Output all of the entries exactly as written.

┌────────

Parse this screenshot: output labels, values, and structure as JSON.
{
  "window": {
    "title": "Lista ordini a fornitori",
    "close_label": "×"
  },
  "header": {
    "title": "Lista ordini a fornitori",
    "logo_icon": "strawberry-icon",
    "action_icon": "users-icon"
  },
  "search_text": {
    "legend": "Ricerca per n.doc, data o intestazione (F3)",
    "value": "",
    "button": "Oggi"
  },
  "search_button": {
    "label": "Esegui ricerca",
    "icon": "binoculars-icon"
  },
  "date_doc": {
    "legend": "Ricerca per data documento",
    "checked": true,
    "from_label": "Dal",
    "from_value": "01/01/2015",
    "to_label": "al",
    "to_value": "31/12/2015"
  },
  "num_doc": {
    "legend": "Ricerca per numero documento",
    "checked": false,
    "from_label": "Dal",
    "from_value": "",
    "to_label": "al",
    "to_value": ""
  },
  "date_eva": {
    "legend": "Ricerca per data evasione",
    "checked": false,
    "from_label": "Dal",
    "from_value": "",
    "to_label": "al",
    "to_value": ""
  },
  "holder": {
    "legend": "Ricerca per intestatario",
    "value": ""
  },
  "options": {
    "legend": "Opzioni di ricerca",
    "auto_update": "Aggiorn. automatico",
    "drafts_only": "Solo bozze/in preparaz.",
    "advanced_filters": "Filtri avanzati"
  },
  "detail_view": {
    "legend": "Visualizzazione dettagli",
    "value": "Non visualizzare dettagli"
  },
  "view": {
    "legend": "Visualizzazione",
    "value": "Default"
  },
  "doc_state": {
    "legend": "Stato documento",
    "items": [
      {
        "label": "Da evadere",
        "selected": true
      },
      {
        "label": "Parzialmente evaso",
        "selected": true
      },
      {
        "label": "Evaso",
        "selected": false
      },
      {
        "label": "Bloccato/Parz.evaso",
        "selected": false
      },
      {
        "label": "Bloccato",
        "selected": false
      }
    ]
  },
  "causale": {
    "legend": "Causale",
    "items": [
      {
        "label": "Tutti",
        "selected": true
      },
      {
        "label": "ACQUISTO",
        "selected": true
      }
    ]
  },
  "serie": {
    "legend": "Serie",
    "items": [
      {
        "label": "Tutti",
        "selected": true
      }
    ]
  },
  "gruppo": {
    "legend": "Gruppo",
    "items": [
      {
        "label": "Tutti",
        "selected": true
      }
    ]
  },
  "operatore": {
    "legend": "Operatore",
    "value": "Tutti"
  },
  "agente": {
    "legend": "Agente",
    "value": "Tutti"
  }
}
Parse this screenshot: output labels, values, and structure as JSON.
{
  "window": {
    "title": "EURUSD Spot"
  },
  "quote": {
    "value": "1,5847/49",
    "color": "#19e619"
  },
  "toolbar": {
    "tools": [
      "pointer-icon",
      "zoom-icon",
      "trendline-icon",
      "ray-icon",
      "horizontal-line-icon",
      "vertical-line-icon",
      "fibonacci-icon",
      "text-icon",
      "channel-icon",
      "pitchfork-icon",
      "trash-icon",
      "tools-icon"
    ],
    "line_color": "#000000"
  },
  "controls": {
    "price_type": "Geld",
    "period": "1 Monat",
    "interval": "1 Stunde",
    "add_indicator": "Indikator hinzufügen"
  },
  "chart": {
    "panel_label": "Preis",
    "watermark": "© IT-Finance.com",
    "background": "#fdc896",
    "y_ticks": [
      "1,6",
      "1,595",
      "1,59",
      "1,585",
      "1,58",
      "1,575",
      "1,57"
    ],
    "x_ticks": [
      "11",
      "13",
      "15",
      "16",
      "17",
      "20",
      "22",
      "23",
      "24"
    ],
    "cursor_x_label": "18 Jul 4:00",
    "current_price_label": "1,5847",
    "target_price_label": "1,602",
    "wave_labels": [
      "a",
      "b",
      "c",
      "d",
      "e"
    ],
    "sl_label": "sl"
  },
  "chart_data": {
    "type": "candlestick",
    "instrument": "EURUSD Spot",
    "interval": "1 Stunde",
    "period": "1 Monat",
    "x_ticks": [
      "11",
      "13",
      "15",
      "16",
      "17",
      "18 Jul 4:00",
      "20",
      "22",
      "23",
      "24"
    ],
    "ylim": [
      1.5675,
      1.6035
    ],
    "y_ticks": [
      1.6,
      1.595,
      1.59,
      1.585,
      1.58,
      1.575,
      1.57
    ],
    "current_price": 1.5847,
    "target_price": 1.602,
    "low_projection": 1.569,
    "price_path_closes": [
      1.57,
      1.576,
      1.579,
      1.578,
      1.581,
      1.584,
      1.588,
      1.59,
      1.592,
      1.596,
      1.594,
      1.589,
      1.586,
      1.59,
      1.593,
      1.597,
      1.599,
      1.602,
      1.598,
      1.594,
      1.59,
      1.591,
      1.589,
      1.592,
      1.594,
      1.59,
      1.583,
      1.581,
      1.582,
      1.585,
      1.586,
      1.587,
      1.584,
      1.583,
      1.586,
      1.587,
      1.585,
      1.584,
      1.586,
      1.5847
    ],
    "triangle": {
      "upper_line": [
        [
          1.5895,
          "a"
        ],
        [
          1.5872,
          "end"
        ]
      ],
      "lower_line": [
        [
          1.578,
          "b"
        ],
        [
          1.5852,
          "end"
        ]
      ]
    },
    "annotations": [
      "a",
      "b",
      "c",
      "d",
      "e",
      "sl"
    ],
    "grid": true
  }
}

└────────

## WRITTEN SOLUTION
Parse this screenshot: output labels, values, and structure as JSON.
{
  "window": {
    "title": "Lista ordini a fornitori",
    "close_label": "×"
  },
  "header": {
    "title": "Lista ordini a fornitori",
    "logo_icon": "strawberry-icon",
    "action_icon": "users-icon"
  },
  "search_text": {
    "legend": "Ricerca per n.doc, data o intestazione (F3)",
    "value": "",
    "button": "Oggi"
  },
  "search_button": {
    "label": "Esegui ricerca",
    "icon": "binoculars-icon"
  },
  "date_doc": {
    "legend": "Ricerca per data documento",
    "checked": true,
    "from_label": "Dal",
    "from_value": "01/01/2015",
    "to_label": "al",
    "to_value": "31/12/2015"
  },
  "num_doc": {
    "legend": "Ricerca per numero documento",
    "checked": false,
    "from_label": "Dal",
    "from_value": "",
    "to_label": "al",
    "to_value": ""
  },
  "date_eva": {
    "legend": "Ricerca per data evasione",
    "checked": false,
    "from_label": "Dal",
    "from_value": "",
    "to_label": "al",
    "to_value": ""
  },
  "holder": {
    "legend": "Ricerca per intestatario",
    "value": ""
  },
  "options": {
    "legend": "Opzioni di ricerca",
    "auto_update": "Aggiorn. automatico",
    "drafts_only": "Solo bozze/in preparaz.",
    "advanced_filters": "Filtri avanzati"
  },
  "detail_view": {
    "legend": "Visualizzazione dettagli",
    "value": "Non visualizzare dettagli"
  },
  "view": {
    "legend": "Visualizzazione",
    "value": "Default"
  },
  "doc_state": {
    "legend": "Stato documento",
    "items": [
      {
        "label": "Da evadere",
        "selected": true
      },
      {
        "label": "Parzialmente evaso",
        "selected": true
      },
      {
        "label": "Evaso",
        "selected": false
      },
      {
        "label": "Bloccato/Parz.evaso",
        "selected": false
      },
      {
        "label": "Bloccato",
        "selected": false
      }
    ]
  },
  "causale": {
    "legend": "Causale",
    "items": [
      {
        "label": "Tutti",
        "selected": true
      },
      {
        "label": "ACQUISTO",
        "selected": true
      }
    ]
  },
  "serie": {
    "legend": "Serie",
    "items": [
      {
        "label": "Tutti",
        "selected": true
      }
    ]
  },
  "gruppo": {
    "legend": "Gruppo",
    "items": [
      {
        "label": "Tutti",
        "selected": true
      }
    ]
  },
  "operatore": {
    "legend": "Operatore",
    "value": "Tutti"
  },
  "agente": {
    "legend": "Agente",
    "value": "Tutti"
  }
}
Parse this screenshot: output labels, values, and structure as JSON.
{
  "window": {
    "title": "EURUSD Spot"
  },
  "quote": {
    "value": "1,5847/49",
    "color": "#19e619"
  },
  "toolbar": {
    "tools": [
      "pointer-icon",
      "zoom-icon",
      "trendline-icon",
      "ray-icon",
      "horizontal-line-icon",
      "vertical-line-icon",
      "fibonacci-icon",
      "text-icon",
      "channel-icon",
      "pitchfork-icon",
      "trash-icon",
      "tools-icon"
    ],
    "line_color": "#000000"
  },
  "controls": {
    "price_type": "Geld",
    "period": "1 Monat",
    "interval": "1 Stunde",
    "add_indicator": "Indikator hinzufügen"
  },
  "chart": {
    "panel_label": "Preis",
    "watermark": "© IT-Finance.com",
    "background": "#fdc896",
    "y_ticks": [
      "1,6",
      "1,595",
      "1,59",
      "1,585",
      "1,58",
      "1,575",
      "1,57"
    ],
    "x_ticks": [
      "11",
      "13",
      "15",
      "16",
      "17",
      "20",
      "22",
      "23",
      "24"
    ],
    "cursor_x_label": "18 Jul 4:00",
    "current_price_label": "1,5847",
    "target_price_label": "1,602",
    "wave_labels": [
      "a",
      "b",
      "c",
      "d",
      "e"
    ],
    "sl_label": "sl"
  },
  "chart_data": {
    "type": "candlestick",
    "instrument": "EURUSD Spot",
    "interval": "1 Stunde",
    "period": "1 Monat",
    "x_ticks": [
      "11",
      "13",
      "15",
      "16",
      "17",
      "18 Jul 4:00",
      "20",
      "22",
      "23",
      "24"
    ],
    "ylim": [
      1.5675,
      1.6035
    ],
    "y_ticks": [
      1.6,
      1.595,
      1.59,
      1.585,
      1.58,
      1.575,
      1.57
    ],
    "current_price": 1.5847,
    "target_price": 1.602,
    "low_projection": 1.569,
    "price_path_closes": [
      1.57,
      1.576,
      1.579,
      1.578,
      1.581,
      1.584,
      1.588,
      1.59,
      1.592,
      1.596,
      1.594,
      1.589,
      1.586,
      1.59,
      1.593,
      1.597,
      1.599,
      1.602,
      1.598,
      1.594,
      1.59,
      1.591,
      1.589,
      1.592,
      1.594,
      1.59,
      1.583,
      1.581,
      1.582,
      1.585,
      1.586,
      1.587,
      1.584,
      1.583,
      1.586,
      1.587,
      1.585,
      1.584,
      1.586,
      1.5847
    ],
    "triangle": {
      "upper_line": [
        [
          1.5895,
          "a"
        ],
        [
          1.5872,
          "end"
        ]
      ],
      "lower_line": [
        [
          1.578,
          "b"
        ],
        [
          1.5852,
          "end"
        ]
      ]
    },
    "annotations": [
      "a",
      "b",
      "c",
      "d",
      "e",
      "sl"
    ],
    "grid": true
  }
}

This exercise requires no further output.